- **Written instruction**
Transcribe each line exactly.

----

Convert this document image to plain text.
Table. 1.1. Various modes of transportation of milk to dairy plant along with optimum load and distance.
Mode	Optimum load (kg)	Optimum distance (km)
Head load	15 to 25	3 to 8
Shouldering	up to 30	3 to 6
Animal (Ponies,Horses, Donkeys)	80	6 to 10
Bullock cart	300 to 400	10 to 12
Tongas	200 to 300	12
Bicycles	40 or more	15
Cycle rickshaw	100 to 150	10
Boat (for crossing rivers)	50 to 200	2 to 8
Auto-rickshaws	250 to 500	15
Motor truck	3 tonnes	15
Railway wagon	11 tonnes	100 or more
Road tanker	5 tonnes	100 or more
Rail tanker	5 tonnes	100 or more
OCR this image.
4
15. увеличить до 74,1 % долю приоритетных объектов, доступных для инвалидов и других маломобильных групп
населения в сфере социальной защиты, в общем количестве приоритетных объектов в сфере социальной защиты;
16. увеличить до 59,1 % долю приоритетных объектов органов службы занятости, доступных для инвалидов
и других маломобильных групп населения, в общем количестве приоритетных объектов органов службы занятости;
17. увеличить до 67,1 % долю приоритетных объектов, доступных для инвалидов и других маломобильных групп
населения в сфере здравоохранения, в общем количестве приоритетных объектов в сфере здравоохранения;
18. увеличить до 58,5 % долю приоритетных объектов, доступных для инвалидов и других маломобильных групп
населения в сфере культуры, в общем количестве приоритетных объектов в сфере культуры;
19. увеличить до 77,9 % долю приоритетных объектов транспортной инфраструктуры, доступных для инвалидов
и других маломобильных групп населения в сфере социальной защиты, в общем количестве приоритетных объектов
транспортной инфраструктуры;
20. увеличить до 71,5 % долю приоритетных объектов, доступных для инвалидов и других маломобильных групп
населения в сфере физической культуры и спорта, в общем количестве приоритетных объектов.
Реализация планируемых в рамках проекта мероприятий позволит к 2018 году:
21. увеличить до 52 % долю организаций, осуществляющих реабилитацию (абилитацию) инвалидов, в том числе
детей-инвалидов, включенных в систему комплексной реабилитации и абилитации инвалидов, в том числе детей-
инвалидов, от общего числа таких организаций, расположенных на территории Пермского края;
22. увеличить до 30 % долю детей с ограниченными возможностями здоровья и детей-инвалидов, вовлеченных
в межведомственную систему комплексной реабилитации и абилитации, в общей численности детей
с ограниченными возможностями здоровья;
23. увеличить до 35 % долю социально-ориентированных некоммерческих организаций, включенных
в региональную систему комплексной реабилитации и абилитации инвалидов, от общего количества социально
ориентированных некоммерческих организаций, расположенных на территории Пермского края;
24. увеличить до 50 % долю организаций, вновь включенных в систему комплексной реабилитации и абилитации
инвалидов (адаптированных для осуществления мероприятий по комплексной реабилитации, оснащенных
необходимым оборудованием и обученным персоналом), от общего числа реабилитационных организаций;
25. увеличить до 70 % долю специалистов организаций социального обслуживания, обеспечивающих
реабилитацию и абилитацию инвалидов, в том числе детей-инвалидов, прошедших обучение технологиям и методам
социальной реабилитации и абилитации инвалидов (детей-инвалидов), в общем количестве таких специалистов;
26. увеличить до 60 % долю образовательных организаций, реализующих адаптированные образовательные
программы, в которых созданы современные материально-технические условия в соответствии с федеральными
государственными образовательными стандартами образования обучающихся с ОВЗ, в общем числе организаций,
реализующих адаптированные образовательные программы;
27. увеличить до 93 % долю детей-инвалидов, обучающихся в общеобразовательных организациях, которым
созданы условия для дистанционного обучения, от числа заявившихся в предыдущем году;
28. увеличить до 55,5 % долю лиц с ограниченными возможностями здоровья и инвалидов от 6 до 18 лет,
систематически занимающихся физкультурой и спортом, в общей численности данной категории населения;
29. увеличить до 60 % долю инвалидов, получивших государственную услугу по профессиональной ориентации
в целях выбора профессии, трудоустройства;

----

- **Reply**
Convert this document image to plain text.
Table. 1.1. Various modes of transportation of milk to dairy plant along with optimum load and distance.
Mode	Optimum load (kg)	Optimum distance (km)
Head load	15 to 25	3 to 8
Shouldering	up to 30	3 to 6
Animal (Ponies,Horses, Donkeys)	80	6 to 10
Bullock cart	300 to 400	10 to 12
Tongas	200 to 300	12
Bicycles	40 or more	15
Cycle rickshaw	100 to 150	10
Boat (for crossing rivers)	50 to 200	2 to 8
Auto-rickshaws	250 to 500	15
Motor truck	3 tonnes	15
Railway wagon	11 tonnes	100 or more
Road tanker	5 tonnes	100 or more
Rail tanker	5 tonnes	100 or more
OCR this image.
4
15. увеличить до 74,1 % долю приоритетных объектов, доступных для инвалидов и других маломобильных групп
населения в сфере социальной защиты, в общем количестве приоритетных объектов в сфере социальной защиты;
16. увеличить до 59,1 % долю приоритетных объектов органов службы занятости, доступных для инвалидов
и других маломобильных групп населения, в общем количестве приоритетных объектов органов службы занятости;
17. увеличить до 67,1 % долю приоритетных объектов, доступных для инвалидов и других маломобильных групп
населения в сфере здравоохранения, в общем количестве приоритетных объектов в сфере здравоохранения;
18. увеличить до 58,5 % долю приоритетных объектов, доступных для инвалидов и других маломобильных групп
населения в сфере культуры, в общем количестве приоритетных объектов в сфере культуры;
19. увеличить до 77,9 % долю приоритетных объектов транспортной инфраструктуры, доступных для инвалидов
и других маломобильных групп населения в сфере социальной защиты, в общем количестве приоритетных объектов
транспортной инфраструктуры;
20. увеличить до 71,5 % долю приоритетных объектов, доступных для инвалидов и других маломобильных групп
населения в сфере физической культуры и спорта, в общем количестве приоритетных объектов.
Реализация планируемых в рамках проекта мероприятий позволит к 2018 году:
21. увеличить до 52 % долю организаций, осуществляющих реабилитацию (абилитацию) инвалидов, в том числе
детей-инвалидов, включенных в систему комплексной реабилитации и абилитации инвалидов, в том числе детей-
инвалидов, от общего числа таких организаций, расположенных на территории Пермского края;
22. увеличить до 30 % долю детей с ограниченными возможностями здоровья и детей-инвалидов, вовлеченных
в межведомственную систему комплексной реабилитации и абилитации, в общей численности детей
с ограниченными возможностями здоровья;
23. увеличить до 35 % долю социально-ориентированных некоммерческих организаций, включенных
в региональную систему комплексной реабилитации и абилитации инвалидов, от общего количества социально
ориентированных некоммерческих организаций, расположенных на территории Пермского края;
24. увеличить до 50 % долю организаций, вновь включенных в систему комплексной реабилитации и абилитации
инвалидов (адаптированных для осуществления мероприятий по комплексной реабилитации, оснащенных
необходимым оборудованием и обученным персоналом), от общего числа реабилитационных организаций;
25. увеличить до 70 % долю специалистов организаций социального обслуживания, обеспечивающих
реабилитацию и абилитацию инвалидов, в том числе детей-инвалидов, прошедших обучение технологиям и методам
социальной реабилитации и абилитации инвалидов (детей-инвалидов), в общем количестве таких специалистов;
26. увеличить до 60 % долю образовательных организаций, реализующих адаптированные образовательные
программы, в которых созданы современные материально-технические условия в соответствии с федеральными
государственными образовательными стандартами образования обучающихся с ОВЗ, в общем числе организаций,
реализующих адаптированные образовательные программы;
27. увеличить до 93 % долю детей-инвалидов, обучающихся в общеобразовательных организациях, которым
созданы условия для дистанционного обучения, от числа заявившихся в предыдущем году;
28. увеличить до 55,5 % долю лиц с ограниченными возможностями здоровья и инвалидов от 6 до 18 лет,
систематически занимающихся физкультурой и спортом, в общей численности данной категории населения;
29. увеличить до 60 % долю инвалидов, получивших государственную услугу по профессиональной ориентации
в целях выбора профессии, трудоустройства;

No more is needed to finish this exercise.